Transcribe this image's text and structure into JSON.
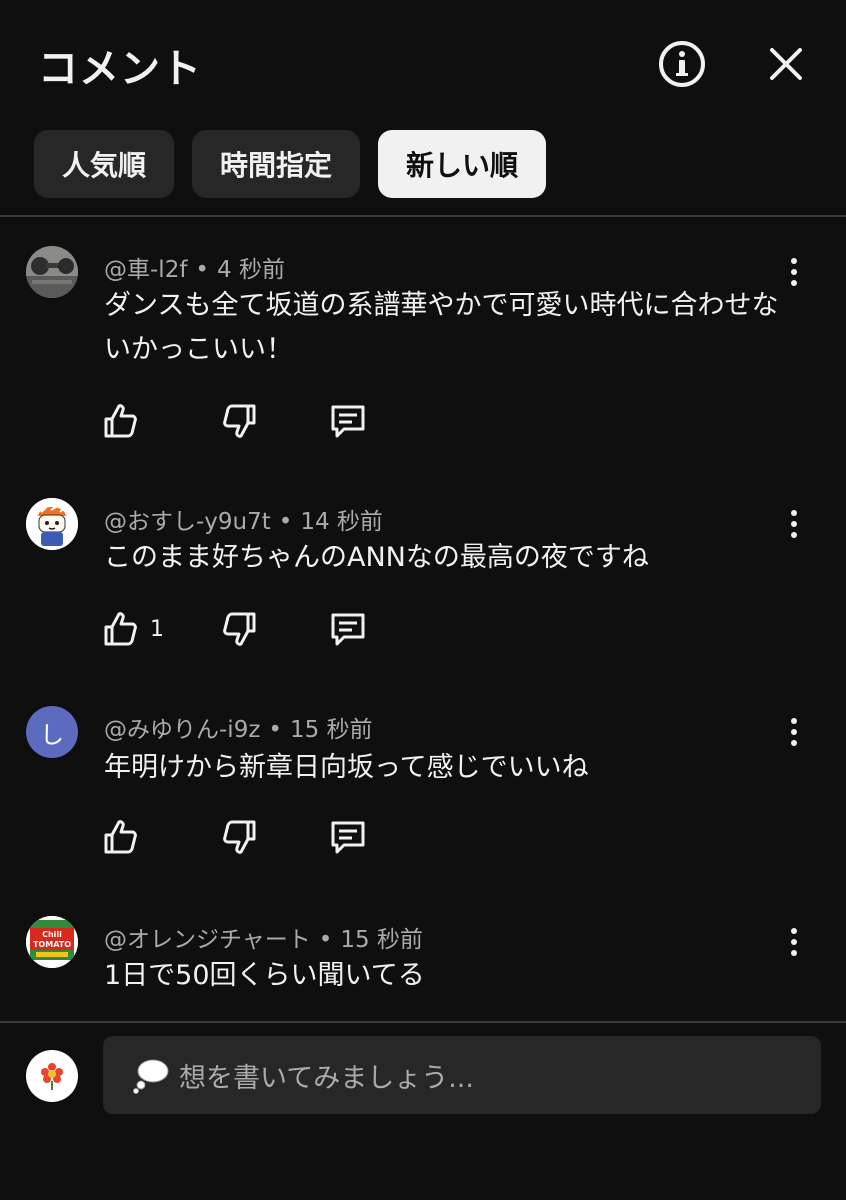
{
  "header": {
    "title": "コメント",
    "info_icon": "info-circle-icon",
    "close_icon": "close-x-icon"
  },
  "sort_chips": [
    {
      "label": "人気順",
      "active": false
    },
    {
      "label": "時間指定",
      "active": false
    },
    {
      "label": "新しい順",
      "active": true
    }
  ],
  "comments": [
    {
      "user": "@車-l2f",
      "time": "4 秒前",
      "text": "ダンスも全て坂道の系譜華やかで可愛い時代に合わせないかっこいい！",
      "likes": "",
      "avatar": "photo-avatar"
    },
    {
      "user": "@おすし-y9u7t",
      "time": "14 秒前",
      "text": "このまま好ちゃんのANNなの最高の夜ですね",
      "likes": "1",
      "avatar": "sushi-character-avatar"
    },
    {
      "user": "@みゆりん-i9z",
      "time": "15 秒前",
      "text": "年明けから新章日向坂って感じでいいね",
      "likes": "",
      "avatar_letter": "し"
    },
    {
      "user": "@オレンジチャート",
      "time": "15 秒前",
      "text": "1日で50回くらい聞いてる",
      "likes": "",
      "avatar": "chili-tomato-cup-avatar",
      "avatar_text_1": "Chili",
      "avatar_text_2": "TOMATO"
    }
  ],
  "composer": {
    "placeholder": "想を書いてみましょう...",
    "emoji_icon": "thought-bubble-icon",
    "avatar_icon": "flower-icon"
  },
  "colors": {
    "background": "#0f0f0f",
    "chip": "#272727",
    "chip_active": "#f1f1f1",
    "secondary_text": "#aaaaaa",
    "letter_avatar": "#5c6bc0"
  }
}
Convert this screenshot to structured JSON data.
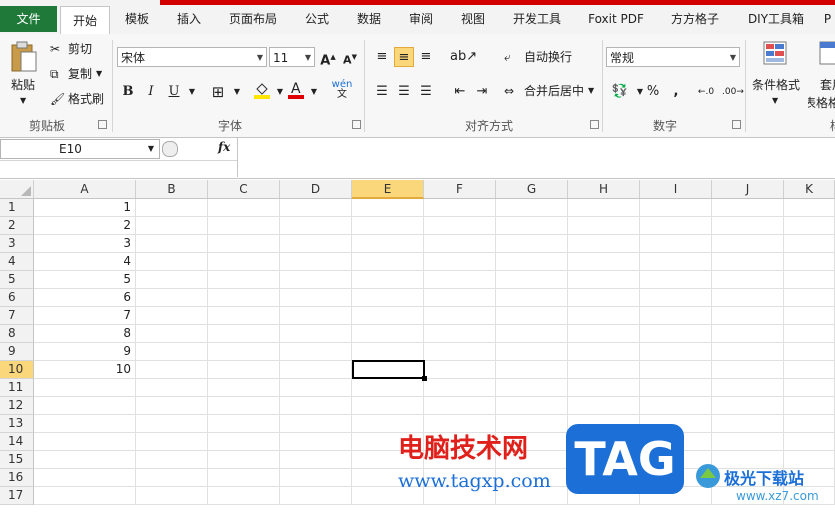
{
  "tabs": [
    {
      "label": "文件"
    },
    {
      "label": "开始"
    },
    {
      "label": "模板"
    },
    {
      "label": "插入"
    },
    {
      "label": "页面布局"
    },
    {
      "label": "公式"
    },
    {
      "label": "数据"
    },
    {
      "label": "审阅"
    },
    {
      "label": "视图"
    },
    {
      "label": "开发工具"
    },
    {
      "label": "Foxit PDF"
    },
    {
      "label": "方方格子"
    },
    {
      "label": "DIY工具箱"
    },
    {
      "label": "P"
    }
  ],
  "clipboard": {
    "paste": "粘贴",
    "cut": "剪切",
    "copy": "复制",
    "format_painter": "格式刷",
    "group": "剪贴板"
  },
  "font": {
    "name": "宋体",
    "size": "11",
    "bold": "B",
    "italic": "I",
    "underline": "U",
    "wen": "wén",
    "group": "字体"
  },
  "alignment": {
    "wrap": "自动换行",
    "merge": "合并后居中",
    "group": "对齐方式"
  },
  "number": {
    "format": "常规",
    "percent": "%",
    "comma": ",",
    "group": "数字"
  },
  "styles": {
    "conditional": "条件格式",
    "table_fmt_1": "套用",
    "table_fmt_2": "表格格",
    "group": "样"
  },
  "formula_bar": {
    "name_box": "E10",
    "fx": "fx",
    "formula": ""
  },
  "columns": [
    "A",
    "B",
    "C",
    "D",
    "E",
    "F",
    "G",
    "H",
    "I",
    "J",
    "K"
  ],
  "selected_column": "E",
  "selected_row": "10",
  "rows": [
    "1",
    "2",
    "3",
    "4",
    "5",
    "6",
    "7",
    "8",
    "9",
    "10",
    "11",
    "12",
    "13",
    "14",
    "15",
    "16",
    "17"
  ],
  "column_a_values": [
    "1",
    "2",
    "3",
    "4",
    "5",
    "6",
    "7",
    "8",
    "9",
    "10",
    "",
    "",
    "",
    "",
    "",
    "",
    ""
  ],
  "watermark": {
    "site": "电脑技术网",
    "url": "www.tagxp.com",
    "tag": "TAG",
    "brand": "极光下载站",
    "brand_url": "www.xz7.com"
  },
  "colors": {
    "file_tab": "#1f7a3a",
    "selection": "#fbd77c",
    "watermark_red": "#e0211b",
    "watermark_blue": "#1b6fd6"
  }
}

GIVEN INSTRUCTION:
Set down every record once more, word for word, without pictures.

ANSWER IN FULL:
Transcribe this image's text and structure into JSON.
{
  "header": {
    "title": "コメント",
    "info_icon": "info-circle-icon",
    "close_icon": "close-x-icon"
  },
  "sort_chips": [
    {
      "label": "人気順",
      "active": false
    },
    {
      "label": "時間指定",
      "active": false
    },
    {
      "label": "新しい順",
      "active": true
    }
  ],
  "comments": [
    {
      "user": "@車-l2f",
      "time": "4 秒前",
      "text": "ダンスも全て坂道の系譜華やかで可愛い時代に合わせないかっこいい！",
      "likes": "",
      "avatar": "photo-avatar"
    },
    {
      "user": "@おすし-y9u7t",
      "time": "14 秒前",
      "text": "このまま好ちゃんのANNなの最高の夜ですね",
      "likes": "1",
      "avatar": "sushi-character-avatar"
    },
    {
      "user": "@みゆりん-i9z",
      "time": "15 秒前",
      "text": "年明けから新章日向坂って感じでいいね",
      "likes": "",
      "avatar_letter": "し"
    },
    {
      "user": "@オレンジチャート",
      "time": "15 秒前",
      "text": "1日で50回くらい聞いてる",
      "likes": "",
      "avatar": "chili-tomato-cup-avatar",
      "avatar_text_1": "Chili",
      "avatar_text_2": "TOMATO"
    }
  ],
  "composer": {
    "placeholder": "想を書いてみましょう...",
    "emoji_icon": "thought-bubble-icon",
    "avatar_icon": "flower-icon"
  },
  "colors": {
    "background": "#0f0f0f",
    "chip": "#272727",
    "chip_active": "#f1f1f1",
    "secondary_text": "#aaaaaa",
    "letter_avatar": "#5c6bc0"
  }
}
Convert this screenshot to structured JSON data.
{
  "tabs": [
    {
      "label": "文件"
    },
    {
      "label": "开始"
    },
    {
      "label": "模板"
    },
    {
      "label": "插入"
    },
    {
      "label": "页面布局"
    },
    {
      "label": "公式"
    },
    {
      "label": "数据"
    },
    {
      "label": "审阅"
    },
    {
      "label": "视图"
    },
    {
      "label": "开发工具"
    },
    {
      "label": "Foxit PDF"
    },
    {
      "label": "方方格子"
    },
    {
      "label": "DIY工具箱"
    },
    {
      "label": "P"
    }
  ],
  "clipboard": {
    "paste": "粘贴",
    "cut": "剪切",
    "copy": "复制",
    "format_painter": "格式刷",
    "group": "剪贴板"
  },
  "font": {
    "name": "宋体",
    "size": "11",
    "bold": "B",
    "italic": "I",
    "underline": "U",
    "wen": "wén",
    "group": "字体"
  },
  "alignment": {
    "wrap": "自动换行",
    "merge": "合并后居中",
    "group": "对齐方式"
  },
  "number": {
    "format": "常规",
    "percent": "%",
    "comma": ",",
    "group": "数字"
  },
  "styles": {
    "conditional": "条件格式",
    "table_fmt_1": "套用",
    "table_fmt_2": "表格格",
    "group": "样"
  },
  "formula_bar": {
    "name_box": "E10",
    "fx": "fx",
    "formula": ""
  },
  "columns": [
    "A",
    "B",
    "C",
    "D",
    "E",
    "F",
    "G",
    "H",
    "I",
    "J",
    "K"
  ],
  "selected_column": "E",
  "selected_row": "10",
  "rows": [
    "1",
    "2",
    "3",
    "4",
    "5",
    "6",
    "7",
    "8",
    "9",
    "10",
    "11",
    "12",
    "13",
    "14",
    "15",
    "16",
    "17"
  ],
  "column_a_values": [
    "1",
    "2",
    "3",
    "4",
    "5",
    "6",
    "7",
    "8",
    "9",
    "10",
    "",
    "",
    "",
    "",
    "",
    "",
    ""
  ],
  "watermark": {
    "site": "电脑技术网",
    "url": "www.tagxp.com",
    "tag": "TAG",
    "brand": "极光下载站",
    "brand_url": "www.xz7.com"
  },
  "colors": {
    "file_tab": "#1f7a3a",
    "selection": "#fbd77c",
    "watermark_red": "#e0211b",
    "watermark_blue": "#1b6fd6"
  }
}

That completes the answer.